• **WHAT YOU HAVE TO DO**: Render each line of the data below as a row of a Markdown table with the columns Row and Line, numbering the rows in order and skipping blank lines. Leave the pictures out.

— Start of ENTRIES —

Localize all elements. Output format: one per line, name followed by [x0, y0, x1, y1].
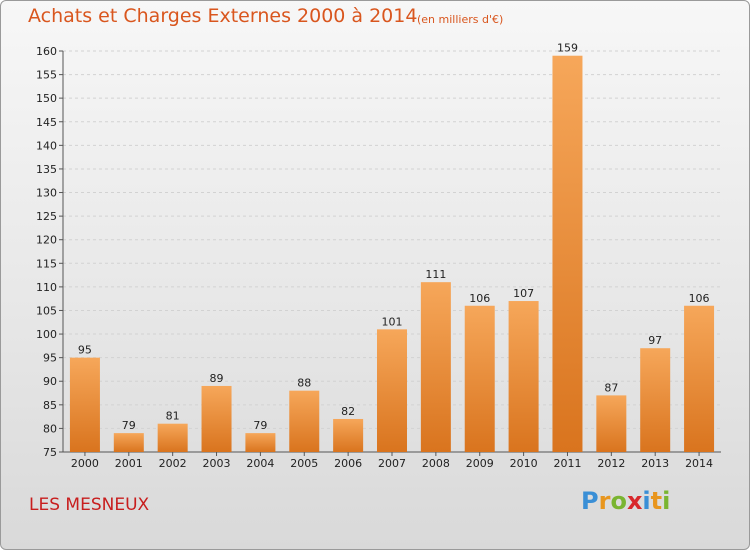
- bar: [333, 418, 364, 452]
- bar: [113, 433, 144, 452]
- x-tick-label: 2012: [597, 457, 625, 470]
- y-tick-label: 150: [36, 92, 57, 105]
- brand-letter: x: [626, 487, 643, 515]
- x-tick-label: 2013: [641, 457, 669, 470]
- y-tick-label: 90: [43, 375, 57, 388]
- x-tick-label: 2000: [71, 457, 99, 470]
- y-tick-label: 130: [36, 187, 57, 200]
- y-tick-label: 85: [43, 399, 57, 412]
- y-tick-label: 75: [43, 446, 57, 459]
- y-tick-label: 155: [36, 69, 57, 82]
- bar: [157, 423, 188, 452]
- brand-letter: r: [598, 487, 611, 515]
- brand-letter: o: [610, 487, 627, 515]
- y-tick-label: 120: [36, 234, 57, 247]
- bar: [201, 385, 232, 452]
- x-tick-label: 2009: [466, 457, 494, 470]
- location-label: LES MESNEUX: [29, 495, 150, 515]
- y-tick-label: 105: [36, 304, 57, 317]
- data-label: 101: [382, 315, 403, 328]
- data-label: 88: [297, 377, 311, 390]
- brand-letter: P: [581, 487, 599, 515]
- data-label: 81: [166, 410, 180, 423]
- x-tick-label: 2010: [510, 457, 538, 470]
- brand-letter: i: [662, 487, 671, 515]
- bar: [684, 305, 715, 452]
- bar: [596, 395, 627, 452]
- data-label: 87: [604, 381, 618, 394]
- brand-letter: t: [650, 487, 663, 515]
- data-label: 159: [557, 42, 578, 55]
- data-label: 106: [689, 292, 710, 305]
- x-tick-label: 2001: [115, 457, 143, 470]
- y-tick-label: 145: [36, 116, 57, 129]
- bar: [69, 357, 100, 452]
- bar: [289, 390, 320, 452]
- y-tick-label: 100: [36, 328, 57, 341]
- y-tick-label: 110: [36, 281, 57, 294]
- x-tick-label: 2003: [203, 457, 231, 470]
- y-tick-label: 135: [36, 163, 57, 176]
- data-label: 111: [425, 268, 446, 281]
- x-tick-label: 2014: [685, 457, 713, 470]
- y-tick-label: 95: [43, 352, 57, 365]
- chart-title: Achats et Charges Externes 2000 à 2014: [28, 5, 418, 27]
- x-tick-label: 2002: [159, 457, 187, 470]
- y-tick-label: 140: [36, 139, 57, 152]
- bar: [552, 55, 583, 452]
- data-label: 79: [122, 419, 136, 432]
- data-label: 82: [341, 405, 355, 418]
- x-tick-label: 2008: [422, 457, 450, 470]
- data-label: 107: [513, 287, 534, 300]
- bar: [420, 282, 451, 452]
- y-tick-label: 115: [36, 257, 57, 270]
- data-label: 97: [648, 334, 662, 347]
- bar: [377, 329, 407, 452]
- data-label: 89: [210, 372, 224, 385]
- brand-letter: i: [642, 487, 651, 515]
- bar: [640, 348, 671, 452]
- bar: [508, 301, 539, 452]
- x-tick-label: 2011: [553, 457, 581, 470]
- data-label: 79: [253, 419, 267, 432]
- x-tick-label: 2006: [334, 457, 362, 470]
- bar: [245, 433, 276, 452]
- data-label: 106: [469, 292, 490, 305]
- x-tick-label: 2007: [378, 457, 406, 470]
- x-tick-label: 2005: [290, 457, 318, 470]
- chart-subtitle: (en milliers d'€): [417, 13, 504, 26]
- bar: [464, 305, 495, 452]
- x-tick-label: 2004: [246, 457, 274, 470]
- y-tick-label: 125: [36, 210, 57, 223]
- y-tick-label: 160: [36, 45, 57, 58]
- data-label: 95: [78, 344, 92, 357]
- proxiti-logo: Proxiti: [581, 487, 670, 515]
- y-tick-label: 80: [43, 422, 57, 435]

— End of ENTRIES —

• **EXPECTED OUTPUT**:
| Row | Line |
|---|---|
| 1 | Localize all elements. Output format: one per line, name followed by [x0, y0, x1, y1]. |
| 2 | - bar: [333, 418, 364, 452] |
| 3 | - bar: [113, 433, 144, 452] |
| 4 | - x-tick-label: 2012: [597, 457, 625, 470] |
| 5 | - y-tick-label: 150: [36, 92, 57, 105] |
| 6 | - brand-letter: x: [626, 487, 643, 515] |
| 7 | - x-tick-label: 2013: [641, 457, 669, 470] |
| 8 | - y-tick-label: 90: [43, 375, 57, 388] |
| 9 | - x-tick-label: 2000: [71, 457, 99, 470] |
| 10 | - y-tick-label: 130: [36, 187, 57, 200] |
| 11 | - y-tick-label: 85: [43, 399, 57, 412] |
| 12 | - y-tick-label: 75: [43, 446, 57, 459] |
| 13 | - y-tick-label: 155: [36, 69, 57, 82] |
| 14 | - bar: [157, 423, 188, 452] |
| 15 | - brand-letter: r: [598, 487, 611, 515] |
| 16 | - brand-letter: o: [610, 487, 627, 515] |
| 17 | - y-tick-label: 120: [36, 234, 57, 247] |
| 18 | - bar: [201, 385, 232, 452] |
| 19 | - x-tick-label: 2009: [466, 457, 494, 470] |
| 20 | - location-label: LES MESNEUX: [29, 495, 150, 515] |
| 21 | - y-tick-label: 105: [36, 304, 57, 317] |
| 22 | - data-label: 101: [382, 315, 403, 328] |
| 23 | - data-label: 88: [297, 377, 311, 390] |
| 24 | - brand-letter: P: [581, 487, 599, 515] |
| 25 | - data-label: 81: [166, 410, 180, 423] |
| 26 | - x-tick-label: 2010: [510, 457, 538, 470] |
| 27 | - brand-letter: i: [662, 487, 671, 515] |
| 28 | - bar: [684, 305, 715, 452] |
| 29 | - bar: [596, 395, 627, 452] |
| 30 | - data-label: 87: [604, 381, 618, 394] |
| 31 | - brand-letter: t: [650, 487, 663, 515] |
| 32 | - data-label: 159: [557, 42, 578, 55] |
| 33 | - data-label: 106: [689, 292, 710, 305] |
| 34 | - x-tick-label: 2001: [115, 457, 143, 470] |
| 35 | - y-tick-label: 145: [36, 116, 57, 129] |
| 36 | - bar: [69, 357, 100, 452] |
| 37 | - bar: [289, 390, 320, 452] |
| 38 | - y-tick-label: 100: [36, 328, 57, 341] |
| 39 | - y-tick-label: 110: [36, 281, 57, 294] |
| 40 | - x-tick-label: 2003: [203, 457, 231, 470] |
| 41 | - y-tick-label: 135: [36, 163, 57, 176] |
| 42 | - data-label: 111: [425, 268, 446, 281] |
| 43 | - x-tick-label: 2014: [685, 457, 713, 470] |
| 44 | - y-tick-label: 95: [43, 352, 57, 365] |
| 45 | - chart-title: Achats et Charges Externes 2000 à 2014: [28, 5, 418, 27] |
| 46 | - x-tick-label: 2002: [159, 457, 187, 470] |
| 47 | - y-tick-label: 140: [36, 139, 57, 152] |
| 48 | - bar: [552, 55, 583, 452] |
| 49 | - data-label: 79: [122, 419, 136, 432] |
| 50 | - data-label: 82: [341, 405, 355, 418] |
| 51 | - x-tick-label: 2008: [422, 457, 450, 470] |
| 52 | - data-label: 107: [513, 287, 534, 300] |
| 53 | - bar: [420, 282, 451, 452] |
| 54 | - y-tick-label: 115: [36, 257, 57, 270] |
| 55 | - data-label: 97: [648, 334, 662, 347] |
| 56 | - bar: [377, 329, 407, 452] |
| 57 | - data-label: 89: [210, 372, 224, 385] |
| 58 | - brand-letter: i: [642, 487, 651, 515] |
| 59 | - bar: [640, 348, 671, 452] |
| 60 | - bar: [508, 301, 539, 452] |
| 61 | - x-tick-label: 2011: [553, 457, 581, 470] |
| 62 | - data-label: 79: [253, 419, 267, 432] |
| 63 | - x-tick-label: 2006: [334, 457, 362, 470] |
| 64 | - bar: [245, 433, 276, 452] |
| 65 | - data-label: 106: [469, 292, 490, 305] |
| 66 | - x-tick-label: 2007: [378, 457, 406, 470] |
| 67 | - x-tick-label: 2005: [290, 457, 318, 470] |
| 68 | - chart-subtitle: (en milliers d'€): [417, 13, 504, 26] |
| 69 | - bar: [464, 305, 495, 452] |
| 70 | - x-tick-label: 2004: [246, 457, 274, 470] |
| 71 | - y-tick-label: 125: [36, 210, 57, 223] |
| 72 | - y-tick-label: 160: [36, 45, 57, 58] |
| 73 | - data-label: 95: [78, 344, 92, 357] |
| 74 | - proxiti-logo: Proxiti: [581, 487, 670, 515] |
| 75 | - y-tick-label: 80: [43, 422, 57, 435] |